> _WORK REQUIRED_
List each line of the data that holds the word "text".

▼

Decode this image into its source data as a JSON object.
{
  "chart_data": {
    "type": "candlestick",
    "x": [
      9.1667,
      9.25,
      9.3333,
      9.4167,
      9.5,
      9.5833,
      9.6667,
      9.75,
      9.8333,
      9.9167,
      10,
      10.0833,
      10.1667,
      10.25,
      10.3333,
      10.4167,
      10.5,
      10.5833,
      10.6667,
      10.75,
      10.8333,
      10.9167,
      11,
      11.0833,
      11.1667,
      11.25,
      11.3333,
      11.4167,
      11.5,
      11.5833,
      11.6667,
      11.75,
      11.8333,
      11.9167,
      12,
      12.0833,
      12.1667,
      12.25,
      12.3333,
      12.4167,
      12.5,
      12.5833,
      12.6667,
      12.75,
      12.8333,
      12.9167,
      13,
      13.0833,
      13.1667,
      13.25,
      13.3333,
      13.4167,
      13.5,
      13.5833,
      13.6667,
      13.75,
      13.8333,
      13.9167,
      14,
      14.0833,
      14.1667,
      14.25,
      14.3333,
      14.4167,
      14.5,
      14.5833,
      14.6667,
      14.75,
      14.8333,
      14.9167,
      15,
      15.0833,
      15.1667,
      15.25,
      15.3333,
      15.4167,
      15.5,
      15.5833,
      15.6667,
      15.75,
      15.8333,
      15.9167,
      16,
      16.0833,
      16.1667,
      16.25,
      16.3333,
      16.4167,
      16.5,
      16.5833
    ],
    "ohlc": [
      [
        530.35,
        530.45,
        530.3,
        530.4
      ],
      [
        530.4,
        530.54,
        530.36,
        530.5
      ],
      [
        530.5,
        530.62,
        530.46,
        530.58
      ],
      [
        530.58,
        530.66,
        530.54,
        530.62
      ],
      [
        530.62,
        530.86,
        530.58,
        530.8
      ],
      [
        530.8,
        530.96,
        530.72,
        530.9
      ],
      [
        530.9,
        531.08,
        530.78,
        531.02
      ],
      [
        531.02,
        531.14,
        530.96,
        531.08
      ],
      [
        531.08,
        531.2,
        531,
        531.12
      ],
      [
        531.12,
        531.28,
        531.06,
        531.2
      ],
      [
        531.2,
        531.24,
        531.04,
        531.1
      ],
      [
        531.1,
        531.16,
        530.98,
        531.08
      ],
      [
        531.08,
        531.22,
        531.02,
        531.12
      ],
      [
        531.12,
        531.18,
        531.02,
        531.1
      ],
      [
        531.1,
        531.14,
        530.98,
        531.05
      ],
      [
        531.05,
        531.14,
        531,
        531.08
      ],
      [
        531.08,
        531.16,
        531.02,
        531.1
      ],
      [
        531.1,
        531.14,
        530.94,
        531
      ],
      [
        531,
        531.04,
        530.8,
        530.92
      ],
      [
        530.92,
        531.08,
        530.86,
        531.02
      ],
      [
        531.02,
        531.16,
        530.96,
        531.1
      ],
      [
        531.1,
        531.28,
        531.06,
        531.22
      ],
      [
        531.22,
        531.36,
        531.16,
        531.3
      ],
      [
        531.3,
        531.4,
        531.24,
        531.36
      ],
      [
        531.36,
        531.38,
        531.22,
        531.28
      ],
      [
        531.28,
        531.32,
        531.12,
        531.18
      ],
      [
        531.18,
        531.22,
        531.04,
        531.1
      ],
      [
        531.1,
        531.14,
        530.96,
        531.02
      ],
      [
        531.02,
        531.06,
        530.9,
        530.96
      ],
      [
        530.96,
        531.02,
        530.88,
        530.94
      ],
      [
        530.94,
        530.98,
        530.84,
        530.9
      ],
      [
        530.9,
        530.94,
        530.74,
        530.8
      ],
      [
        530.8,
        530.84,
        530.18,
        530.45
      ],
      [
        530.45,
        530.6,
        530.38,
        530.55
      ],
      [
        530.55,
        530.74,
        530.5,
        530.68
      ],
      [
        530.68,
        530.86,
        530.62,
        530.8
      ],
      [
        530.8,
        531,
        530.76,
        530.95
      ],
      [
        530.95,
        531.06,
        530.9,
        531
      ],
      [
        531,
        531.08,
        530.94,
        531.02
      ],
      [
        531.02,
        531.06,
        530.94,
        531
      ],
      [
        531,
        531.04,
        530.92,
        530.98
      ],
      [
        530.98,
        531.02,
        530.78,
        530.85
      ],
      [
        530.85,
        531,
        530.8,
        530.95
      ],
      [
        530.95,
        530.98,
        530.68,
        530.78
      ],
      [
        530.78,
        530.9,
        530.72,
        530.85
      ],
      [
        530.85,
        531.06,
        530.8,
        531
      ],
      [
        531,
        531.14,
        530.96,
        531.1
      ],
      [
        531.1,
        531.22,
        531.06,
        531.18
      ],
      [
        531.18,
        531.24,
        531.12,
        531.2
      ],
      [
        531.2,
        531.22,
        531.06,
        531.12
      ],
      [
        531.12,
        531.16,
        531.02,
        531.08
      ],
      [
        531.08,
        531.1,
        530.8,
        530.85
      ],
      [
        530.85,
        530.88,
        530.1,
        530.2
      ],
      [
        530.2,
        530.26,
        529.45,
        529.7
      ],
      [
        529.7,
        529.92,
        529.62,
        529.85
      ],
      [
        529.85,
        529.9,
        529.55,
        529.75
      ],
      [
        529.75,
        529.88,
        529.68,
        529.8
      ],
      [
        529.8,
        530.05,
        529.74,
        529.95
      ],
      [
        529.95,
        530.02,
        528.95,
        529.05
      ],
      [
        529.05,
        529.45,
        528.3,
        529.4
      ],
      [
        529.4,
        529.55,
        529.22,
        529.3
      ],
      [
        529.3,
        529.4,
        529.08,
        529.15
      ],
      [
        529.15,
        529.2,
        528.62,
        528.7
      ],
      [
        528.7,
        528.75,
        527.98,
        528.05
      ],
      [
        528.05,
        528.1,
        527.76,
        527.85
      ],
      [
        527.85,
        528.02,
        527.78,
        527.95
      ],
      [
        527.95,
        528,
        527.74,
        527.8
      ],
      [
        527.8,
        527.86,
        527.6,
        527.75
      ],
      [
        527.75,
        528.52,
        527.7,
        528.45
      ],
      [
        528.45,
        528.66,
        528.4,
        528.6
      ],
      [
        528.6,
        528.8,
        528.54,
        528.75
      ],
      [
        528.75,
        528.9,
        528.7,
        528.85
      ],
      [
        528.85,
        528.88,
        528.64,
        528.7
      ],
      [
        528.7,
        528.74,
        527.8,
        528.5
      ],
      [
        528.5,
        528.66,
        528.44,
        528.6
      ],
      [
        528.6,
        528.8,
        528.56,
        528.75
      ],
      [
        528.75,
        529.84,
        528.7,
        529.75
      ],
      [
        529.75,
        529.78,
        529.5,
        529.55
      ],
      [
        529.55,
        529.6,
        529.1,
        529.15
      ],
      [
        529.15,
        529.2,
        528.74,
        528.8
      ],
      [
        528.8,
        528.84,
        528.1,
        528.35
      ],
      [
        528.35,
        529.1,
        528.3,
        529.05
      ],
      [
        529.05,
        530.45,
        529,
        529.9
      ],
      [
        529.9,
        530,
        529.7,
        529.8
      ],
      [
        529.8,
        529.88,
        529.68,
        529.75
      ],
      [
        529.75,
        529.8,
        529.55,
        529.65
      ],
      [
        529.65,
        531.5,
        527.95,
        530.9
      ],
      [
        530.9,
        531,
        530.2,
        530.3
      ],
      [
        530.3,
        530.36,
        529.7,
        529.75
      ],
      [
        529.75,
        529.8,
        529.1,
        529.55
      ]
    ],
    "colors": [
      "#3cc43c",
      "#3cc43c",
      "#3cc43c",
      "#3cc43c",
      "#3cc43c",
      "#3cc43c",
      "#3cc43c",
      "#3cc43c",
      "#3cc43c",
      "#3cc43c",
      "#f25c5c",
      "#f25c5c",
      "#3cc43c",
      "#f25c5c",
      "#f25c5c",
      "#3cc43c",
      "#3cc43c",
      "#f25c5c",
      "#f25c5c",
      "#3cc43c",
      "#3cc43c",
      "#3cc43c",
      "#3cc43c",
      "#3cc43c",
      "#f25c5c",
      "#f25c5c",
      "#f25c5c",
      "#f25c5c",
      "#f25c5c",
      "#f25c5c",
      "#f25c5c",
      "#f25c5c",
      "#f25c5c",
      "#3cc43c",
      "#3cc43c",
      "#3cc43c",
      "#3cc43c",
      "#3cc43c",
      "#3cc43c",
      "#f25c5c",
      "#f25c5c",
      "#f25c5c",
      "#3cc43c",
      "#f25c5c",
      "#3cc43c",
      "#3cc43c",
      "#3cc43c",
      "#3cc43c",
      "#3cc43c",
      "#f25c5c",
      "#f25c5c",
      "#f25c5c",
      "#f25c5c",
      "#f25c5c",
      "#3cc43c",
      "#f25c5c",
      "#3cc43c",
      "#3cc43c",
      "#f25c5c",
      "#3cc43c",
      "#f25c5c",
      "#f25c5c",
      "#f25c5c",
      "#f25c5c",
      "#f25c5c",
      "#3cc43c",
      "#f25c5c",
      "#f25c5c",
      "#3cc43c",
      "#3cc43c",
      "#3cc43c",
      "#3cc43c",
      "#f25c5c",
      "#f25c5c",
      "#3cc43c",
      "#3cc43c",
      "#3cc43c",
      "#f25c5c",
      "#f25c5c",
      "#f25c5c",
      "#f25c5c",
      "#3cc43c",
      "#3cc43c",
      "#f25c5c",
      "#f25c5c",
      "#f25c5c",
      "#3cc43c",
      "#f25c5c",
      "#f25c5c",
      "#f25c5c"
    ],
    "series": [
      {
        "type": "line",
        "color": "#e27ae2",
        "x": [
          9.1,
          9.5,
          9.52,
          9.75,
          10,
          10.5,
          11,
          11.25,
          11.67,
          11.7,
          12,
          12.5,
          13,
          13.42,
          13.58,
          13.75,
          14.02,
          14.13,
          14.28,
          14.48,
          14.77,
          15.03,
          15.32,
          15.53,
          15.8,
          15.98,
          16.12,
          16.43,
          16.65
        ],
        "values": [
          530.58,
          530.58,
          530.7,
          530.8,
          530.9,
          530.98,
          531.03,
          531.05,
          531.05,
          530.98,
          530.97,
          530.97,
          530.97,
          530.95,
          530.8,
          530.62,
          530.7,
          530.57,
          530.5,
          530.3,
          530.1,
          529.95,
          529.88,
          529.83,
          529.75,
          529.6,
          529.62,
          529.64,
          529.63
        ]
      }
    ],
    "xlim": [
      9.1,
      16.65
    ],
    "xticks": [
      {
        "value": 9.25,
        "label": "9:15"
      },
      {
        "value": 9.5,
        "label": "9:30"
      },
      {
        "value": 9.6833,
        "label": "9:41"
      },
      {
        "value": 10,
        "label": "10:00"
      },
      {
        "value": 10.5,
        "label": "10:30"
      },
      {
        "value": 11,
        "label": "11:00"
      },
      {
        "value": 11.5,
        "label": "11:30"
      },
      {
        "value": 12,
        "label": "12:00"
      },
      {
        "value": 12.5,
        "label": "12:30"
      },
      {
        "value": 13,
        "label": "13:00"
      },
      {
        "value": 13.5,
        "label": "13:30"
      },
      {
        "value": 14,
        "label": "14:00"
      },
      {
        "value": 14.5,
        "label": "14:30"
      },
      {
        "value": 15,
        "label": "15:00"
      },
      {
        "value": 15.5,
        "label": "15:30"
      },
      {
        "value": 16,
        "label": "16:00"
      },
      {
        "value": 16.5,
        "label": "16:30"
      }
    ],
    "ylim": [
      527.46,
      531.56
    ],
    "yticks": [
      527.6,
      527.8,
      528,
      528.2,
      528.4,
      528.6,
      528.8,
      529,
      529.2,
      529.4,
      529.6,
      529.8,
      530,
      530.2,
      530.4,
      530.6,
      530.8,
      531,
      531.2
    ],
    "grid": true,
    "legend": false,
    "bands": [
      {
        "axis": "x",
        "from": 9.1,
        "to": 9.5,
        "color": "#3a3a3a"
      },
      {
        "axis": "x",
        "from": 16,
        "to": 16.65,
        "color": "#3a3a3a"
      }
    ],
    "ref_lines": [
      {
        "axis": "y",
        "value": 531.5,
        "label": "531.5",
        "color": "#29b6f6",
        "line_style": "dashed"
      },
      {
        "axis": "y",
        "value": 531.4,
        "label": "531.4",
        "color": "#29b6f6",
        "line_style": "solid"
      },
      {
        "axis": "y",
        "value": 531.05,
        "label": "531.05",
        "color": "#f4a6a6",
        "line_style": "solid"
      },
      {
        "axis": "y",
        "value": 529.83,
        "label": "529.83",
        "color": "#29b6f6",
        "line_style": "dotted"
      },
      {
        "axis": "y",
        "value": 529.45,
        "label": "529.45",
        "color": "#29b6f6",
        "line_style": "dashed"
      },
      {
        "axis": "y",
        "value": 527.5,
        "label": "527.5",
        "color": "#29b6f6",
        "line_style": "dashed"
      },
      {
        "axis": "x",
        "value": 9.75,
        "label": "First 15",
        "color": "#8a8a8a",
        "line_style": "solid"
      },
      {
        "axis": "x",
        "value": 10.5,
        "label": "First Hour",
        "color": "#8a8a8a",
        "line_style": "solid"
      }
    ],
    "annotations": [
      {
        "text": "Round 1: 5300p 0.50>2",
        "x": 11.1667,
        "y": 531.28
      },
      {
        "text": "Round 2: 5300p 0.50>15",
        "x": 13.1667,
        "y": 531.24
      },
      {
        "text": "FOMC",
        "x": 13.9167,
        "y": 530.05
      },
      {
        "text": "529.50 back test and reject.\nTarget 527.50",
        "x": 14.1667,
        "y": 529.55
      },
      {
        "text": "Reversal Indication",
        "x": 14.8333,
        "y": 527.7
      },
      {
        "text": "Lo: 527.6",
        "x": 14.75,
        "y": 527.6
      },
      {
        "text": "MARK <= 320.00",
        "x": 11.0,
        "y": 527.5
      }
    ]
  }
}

▲

> _SOLUTION FOR THIS PROBLEM_
        "text": "Round 1: 5300p 0.50>2",
        "text": "Round 2: 5300p 0.50>15",
        "text": "FOMC",
        "text": "529.50 back test and reject.\nTarget 527.50",
        "text": "Reversal Indication",
        "text": "Lo: 527.6",
        "text": "MARK <= 320.00",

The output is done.